**WHAT IS NEEDED:**
Can all of these lines be returned exactly?

## Begin

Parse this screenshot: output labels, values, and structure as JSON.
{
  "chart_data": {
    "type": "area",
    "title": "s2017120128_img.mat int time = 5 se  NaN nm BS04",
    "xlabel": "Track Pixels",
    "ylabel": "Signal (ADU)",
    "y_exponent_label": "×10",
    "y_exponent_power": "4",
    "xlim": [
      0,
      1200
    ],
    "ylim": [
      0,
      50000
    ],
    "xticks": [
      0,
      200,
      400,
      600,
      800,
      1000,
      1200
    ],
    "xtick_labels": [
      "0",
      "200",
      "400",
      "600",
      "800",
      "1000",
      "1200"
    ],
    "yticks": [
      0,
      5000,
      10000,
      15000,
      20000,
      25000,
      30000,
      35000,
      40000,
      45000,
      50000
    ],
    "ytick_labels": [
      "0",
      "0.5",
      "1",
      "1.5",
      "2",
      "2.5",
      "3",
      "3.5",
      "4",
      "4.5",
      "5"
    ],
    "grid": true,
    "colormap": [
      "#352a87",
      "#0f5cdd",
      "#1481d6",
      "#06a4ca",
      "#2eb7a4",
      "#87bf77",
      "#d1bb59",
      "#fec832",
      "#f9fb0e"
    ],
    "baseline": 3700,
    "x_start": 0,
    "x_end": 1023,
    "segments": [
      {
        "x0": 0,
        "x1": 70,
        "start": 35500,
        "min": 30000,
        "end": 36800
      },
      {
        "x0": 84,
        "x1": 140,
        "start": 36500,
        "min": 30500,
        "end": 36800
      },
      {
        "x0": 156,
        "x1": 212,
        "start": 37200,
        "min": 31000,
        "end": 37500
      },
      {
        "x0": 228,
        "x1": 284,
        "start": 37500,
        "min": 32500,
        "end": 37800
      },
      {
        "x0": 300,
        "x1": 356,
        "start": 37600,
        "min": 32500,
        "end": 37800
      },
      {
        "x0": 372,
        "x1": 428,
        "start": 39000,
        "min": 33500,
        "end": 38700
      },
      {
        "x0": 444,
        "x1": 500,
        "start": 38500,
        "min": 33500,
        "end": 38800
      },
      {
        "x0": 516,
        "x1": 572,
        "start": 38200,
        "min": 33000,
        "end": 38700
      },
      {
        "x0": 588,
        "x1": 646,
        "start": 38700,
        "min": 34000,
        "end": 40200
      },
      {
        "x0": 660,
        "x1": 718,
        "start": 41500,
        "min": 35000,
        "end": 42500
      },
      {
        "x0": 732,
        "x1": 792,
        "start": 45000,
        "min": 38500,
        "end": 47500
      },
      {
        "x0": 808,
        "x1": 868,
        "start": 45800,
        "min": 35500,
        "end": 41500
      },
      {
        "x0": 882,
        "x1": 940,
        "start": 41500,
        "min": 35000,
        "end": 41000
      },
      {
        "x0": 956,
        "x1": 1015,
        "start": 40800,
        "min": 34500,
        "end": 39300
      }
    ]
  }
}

## End

**REPLY:**
Parse this screenshot: output labels, values, and structure as JSON.
{
  "chart_data": {
    "type": "area",
    "title": "s2017120128_img.mat int time = 5 se  NaN nm BS04",
    "xlabel": "Track Pixels",
    "ylabel": "Signal (ADU)",
    "y_exponent_label": "×10",
    "y_exponent_power": "4",
    "xlim": [
      0,
      1200
    ],
    "ylim": [
      0,
      50000
    ],
    "xticks": [
      0,
      200,
      400,
      600,
      800,
      1000,
      1200
    ],
    "xtick_labels": [
      "0",
      "200",
      "400",
      "600",
      "800",
      "1000",
      "1200"
    ],
    "yticks": [
      0,
      5000,
      10000,
      15000,
      20000,
      25000,
      30000,
      35000,
      40000,
      45000,
      50000
    ],
    "ytick_labels": [
      "0",
      "0.5",
      "1",
      "1.5",
      "2",
      "2.5",
      "3",
      "3.5",
      "4",
      "4.5",
      "5"
    ],
    "grid": true,
    "colormap": [
      "#352a87",
      "#0f5cdd",
      "#1481d6",
      "#06a4ca",
      "#2eb7a4",
      "#87bf77",
      "#d1bb59",
      "#fec832",
      "#f9fb0e"
    ],
    "baseline": 3700,
    "x_start": 0,
    "x_end": 1023,
    "segments": [
      {
        "x0": 0,
        "x1": 70,
        "start": 35500,
        "min": 30000,
        "end": 36800
      },
      {
        "x0": 84,
        "x1": 140,
        "start": 36500,
        "min": 30500,
        "end": 36800
      },
      {
        "x0": 156,
        "x1": 212,
        "start": 37200,
        "min": 31000,
        "end": 37500
      },
      {
        "x0": 228,
        "x1": 284,
        "start": 37500,
        "min": 32500,
        "end": 37800
      },
      {
        "x0": 300,
        "x1": 356,
        "start": 37600,
        "min": 32500,
        "end": 37800
      },
      {
        "x0": 372,
        "x1": 428,
        "start": 39000,
        "min": 33500,
        "end": 38700
      },
      {
        "x0": 444,
        "x1": 500,
        "start": 38500,
        "min": 33500,
        "end": 38800
      },
      {
        "x0": 516,
        "x1": 572,
        "start": 38200,
        "min": 33000,
        "end": 38700
      },
      {
        "x0": 588,
        "x1": 646,
        "start": 38700,
        "min": 34000,
        "end": 40200
      },
      {
        "x0": 660,
        "x1": 718,
        "start": 41500,
        "min": 35000,
        "end": 42500
      },
      {
        "x0": 732,
        "x1": 792,
        "start": 45000,
        "min": 38500,
        "end": 47500
      },
      {
        "x0": 808,
        "x1": 868,
        "start": 45800,
        "min": 35500,
        "end": 41500
      },
      {
        "x0": 882,
        "x1": 940,
        "start": 41500,
        "min": 35000,
        "end": 41000
      },
      {
        "x0": 956,
        "x1": 1015,
        "start": 40800,
        "min": 34500,
        "end": 39300
      }
    ]
  }
}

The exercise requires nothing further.